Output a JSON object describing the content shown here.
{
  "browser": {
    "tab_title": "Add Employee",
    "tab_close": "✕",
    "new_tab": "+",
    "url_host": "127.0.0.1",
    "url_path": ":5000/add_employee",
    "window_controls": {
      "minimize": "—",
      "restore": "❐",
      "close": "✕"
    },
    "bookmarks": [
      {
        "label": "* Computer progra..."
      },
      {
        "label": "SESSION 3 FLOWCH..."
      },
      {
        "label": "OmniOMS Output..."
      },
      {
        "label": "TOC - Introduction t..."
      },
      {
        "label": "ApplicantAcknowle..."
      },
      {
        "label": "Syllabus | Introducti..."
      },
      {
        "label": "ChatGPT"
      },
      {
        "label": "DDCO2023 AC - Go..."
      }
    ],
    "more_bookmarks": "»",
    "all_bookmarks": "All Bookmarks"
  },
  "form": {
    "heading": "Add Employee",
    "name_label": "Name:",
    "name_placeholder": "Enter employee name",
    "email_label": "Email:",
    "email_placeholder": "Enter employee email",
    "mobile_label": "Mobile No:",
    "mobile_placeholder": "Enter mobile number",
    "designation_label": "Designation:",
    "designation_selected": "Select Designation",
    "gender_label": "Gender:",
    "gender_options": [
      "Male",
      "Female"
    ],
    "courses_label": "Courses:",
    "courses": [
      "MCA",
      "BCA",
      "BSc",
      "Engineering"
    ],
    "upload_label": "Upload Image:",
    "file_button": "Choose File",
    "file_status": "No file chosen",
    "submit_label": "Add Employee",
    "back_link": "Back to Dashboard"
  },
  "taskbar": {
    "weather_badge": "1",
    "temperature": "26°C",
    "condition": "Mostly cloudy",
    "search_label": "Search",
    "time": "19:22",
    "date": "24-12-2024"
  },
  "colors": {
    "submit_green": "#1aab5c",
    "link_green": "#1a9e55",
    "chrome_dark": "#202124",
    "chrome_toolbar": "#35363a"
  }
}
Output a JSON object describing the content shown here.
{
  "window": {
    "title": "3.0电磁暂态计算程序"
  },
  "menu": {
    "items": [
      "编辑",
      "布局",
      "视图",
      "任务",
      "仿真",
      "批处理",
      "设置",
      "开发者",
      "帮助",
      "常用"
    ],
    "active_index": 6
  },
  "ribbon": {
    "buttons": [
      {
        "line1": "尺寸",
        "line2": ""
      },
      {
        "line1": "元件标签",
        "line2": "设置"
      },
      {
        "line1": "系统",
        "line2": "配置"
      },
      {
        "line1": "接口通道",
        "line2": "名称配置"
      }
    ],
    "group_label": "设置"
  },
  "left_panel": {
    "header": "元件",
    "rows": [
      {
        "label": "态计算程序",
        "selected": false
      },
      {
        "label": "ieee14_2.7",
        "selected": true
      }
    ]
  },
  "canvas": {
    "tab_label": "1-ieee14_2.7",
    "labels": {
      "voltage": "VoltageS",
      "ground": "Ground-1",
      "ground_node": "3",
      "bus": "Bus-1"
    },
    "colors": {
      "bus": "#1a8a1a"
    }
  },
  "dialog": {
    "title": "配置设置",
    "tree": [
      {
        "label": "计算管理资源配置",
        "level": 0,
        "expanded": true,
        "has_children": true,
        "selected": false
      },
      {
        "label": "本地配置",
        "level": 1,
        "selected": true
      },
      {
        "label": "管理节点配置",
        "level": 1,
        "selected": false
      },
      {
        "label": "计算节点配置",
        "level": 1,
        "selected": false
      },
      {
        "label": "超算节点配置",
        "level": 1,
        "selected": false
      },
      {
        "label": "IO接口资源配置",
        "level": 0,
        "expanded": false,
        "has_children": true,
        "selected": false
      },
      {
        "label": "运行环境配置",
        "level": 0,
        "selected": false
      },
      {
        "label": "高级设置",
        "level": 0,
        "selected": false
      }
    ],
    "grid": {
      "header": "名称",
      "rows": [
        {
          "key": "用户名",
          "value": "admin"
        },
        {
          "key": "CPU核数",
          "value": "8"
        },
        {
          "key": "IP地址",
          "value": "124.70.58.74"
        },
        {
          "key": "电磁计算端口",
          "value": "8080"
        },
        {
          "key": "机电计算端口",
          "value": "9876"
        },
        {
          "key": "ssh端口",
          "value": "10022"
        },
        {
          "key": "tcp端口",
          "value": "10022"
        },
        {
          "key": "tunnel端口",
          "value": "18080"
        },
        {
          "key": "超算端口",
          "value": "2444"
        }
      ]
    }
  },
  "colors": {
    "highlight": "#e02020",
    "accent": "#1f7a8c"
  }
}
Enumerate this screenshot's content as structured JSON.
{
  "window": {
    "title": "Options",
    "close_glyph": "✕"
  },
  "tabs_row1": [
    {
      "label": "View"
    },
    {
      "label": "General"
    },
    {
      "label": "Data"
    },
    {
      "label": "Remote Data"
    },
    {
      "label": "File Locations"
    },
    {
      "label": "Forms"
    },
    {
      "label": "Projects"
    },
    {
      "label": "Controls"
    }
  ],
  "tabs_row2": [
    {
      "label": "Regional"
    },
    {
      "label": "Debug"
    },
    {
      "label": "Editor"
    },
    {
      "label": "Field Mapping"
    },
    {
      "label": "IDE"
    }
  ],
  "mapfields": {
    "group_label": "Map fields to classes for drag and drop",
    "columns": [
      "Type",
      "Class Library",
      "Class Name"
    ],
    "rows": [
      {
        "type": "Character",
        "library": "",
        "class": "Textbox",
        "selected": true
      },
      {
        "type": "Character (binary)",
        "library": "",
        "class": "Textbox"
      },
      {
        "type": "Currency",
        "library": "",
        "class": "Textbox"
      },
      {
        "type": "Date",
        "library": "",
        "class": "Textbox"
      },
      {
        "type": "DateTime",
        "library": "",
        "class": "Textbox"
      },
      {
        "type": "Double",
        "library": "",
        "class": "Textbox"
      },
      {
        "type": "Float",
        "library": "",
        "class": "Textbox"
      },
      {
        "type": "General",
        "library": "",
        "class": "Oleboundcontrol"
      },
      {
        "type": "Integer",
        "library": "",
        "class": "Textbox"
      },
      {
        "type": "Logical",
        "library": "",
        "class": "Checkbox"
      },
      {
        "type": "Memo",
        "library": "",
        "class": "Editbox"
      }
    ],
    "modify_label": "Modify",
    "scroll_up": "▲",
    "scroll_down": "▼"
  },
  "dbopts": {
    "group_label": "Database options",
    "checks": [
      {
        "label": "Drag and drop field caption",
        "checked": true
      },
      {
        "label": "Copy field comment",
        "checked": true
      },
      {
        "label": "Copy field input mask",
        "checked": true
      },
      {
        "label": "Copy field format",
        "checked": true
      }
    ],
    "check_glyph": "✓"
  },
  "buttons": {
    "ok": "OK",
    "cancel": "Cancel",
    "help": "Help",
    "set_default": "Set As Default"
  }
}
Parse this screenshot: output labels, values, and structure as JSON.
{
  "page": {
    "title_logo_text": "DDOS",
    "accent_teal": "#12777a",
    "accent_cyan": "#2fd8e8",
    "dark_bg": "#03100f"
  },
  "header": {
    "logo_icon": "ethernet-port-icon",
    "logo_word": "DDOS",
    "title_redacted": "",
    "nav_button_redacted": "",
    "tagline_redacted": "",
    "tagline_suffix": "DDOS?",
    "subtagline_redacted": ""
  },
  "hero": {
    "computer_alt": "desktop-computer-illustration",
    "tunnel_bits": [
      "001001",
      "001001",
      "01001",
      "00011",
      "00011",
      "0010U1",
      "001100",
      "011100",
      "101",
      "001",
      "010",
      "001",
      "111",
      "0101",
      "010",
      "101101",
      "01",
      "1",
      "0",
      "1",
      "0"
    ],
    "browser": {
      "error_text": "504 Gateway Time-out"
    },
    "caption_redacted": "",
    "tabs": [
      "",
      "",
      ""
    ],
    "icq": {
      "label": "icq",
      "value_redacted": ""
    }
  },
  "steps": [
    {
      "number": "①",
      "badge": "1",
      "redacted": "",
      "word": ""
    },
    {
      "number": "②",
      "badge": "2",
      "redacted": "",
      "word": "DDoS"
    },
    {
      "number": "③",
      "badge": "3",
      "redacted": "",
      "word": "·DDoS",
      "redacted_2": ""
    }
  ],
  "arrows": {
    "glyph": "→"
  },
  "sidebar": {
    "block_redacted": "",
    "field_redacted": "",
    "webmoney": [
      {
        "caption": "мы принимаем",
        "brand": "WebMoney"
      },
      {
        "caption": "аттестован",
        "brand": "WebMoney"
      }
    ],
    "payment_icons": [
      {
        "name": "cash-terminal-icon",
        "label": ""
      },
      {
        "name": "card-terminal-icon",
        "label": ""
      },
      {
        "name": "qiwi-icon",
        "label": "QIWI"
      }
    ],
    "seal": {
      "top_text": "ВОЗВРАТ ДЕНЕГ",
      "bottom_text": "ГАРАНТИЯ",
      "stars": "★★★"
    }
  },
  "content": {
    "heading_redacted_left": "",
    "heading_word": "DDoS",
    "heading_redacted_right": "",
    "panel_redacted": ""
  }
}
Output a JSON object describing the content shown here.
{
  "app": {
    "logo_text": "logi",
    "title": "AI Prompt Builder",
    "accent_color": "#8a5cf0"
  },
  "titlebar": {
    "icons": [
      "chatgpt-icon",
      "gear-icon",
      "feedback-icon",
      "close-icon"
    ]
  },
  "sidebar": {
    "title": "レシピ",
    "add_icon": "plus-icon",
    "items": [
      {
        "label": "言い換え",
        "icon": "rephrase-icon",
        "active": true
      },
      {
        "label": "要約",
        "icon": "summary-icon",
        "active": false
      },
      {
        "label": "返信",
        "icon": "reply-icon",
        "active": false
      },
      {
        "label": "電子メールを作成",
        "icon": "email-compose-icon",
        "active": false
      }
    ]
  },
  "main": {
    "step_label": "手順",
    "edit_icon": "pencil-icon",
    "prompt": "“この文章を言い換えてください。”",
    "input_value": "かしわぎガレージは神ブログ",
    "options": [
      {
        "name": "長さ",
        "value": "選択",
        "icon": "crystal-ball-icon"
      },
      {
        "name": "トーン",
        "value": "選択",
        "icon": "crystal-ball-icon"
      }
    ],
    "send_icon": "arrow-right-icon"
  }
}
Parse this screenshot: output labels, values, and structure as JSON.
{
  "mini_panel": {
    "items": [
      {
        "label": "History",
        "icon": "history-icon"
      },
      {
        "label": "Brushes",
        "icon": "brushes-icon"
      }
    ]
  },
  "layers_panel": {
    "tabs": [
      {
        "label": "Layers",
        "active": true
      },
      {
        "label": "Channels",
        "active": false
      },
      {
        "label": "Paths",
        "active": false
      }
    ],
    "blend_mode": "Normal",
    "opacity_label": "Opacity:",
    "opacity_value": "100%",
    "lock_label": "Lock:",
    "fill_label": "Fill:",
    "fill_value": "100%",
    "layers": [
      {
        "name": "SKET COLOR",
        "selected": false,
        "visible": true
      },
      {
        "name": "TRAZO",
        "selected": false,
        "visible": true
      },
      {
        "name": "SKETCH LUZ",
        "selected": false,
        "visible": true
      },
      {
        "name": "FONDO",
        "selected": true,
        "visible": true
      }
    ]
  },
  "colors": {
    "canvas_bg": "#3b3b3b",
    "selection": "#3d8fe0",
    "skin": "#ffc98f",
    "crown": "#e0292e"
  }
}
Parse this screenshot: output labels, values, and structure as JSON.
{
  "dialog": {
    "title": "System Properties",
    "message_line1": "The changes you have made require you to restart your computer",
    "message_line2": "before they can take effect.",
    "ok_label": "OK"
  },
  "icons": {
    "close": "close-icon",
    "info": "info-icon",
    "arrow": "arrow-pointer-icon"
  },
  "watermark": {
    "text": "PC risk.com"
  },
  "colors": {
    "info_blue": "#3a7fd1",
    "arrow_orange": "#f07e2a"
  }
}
::::::
TO DO: Check each line above for the word "Copy" and say how many have it, with nothing else.

SOLUTION: 3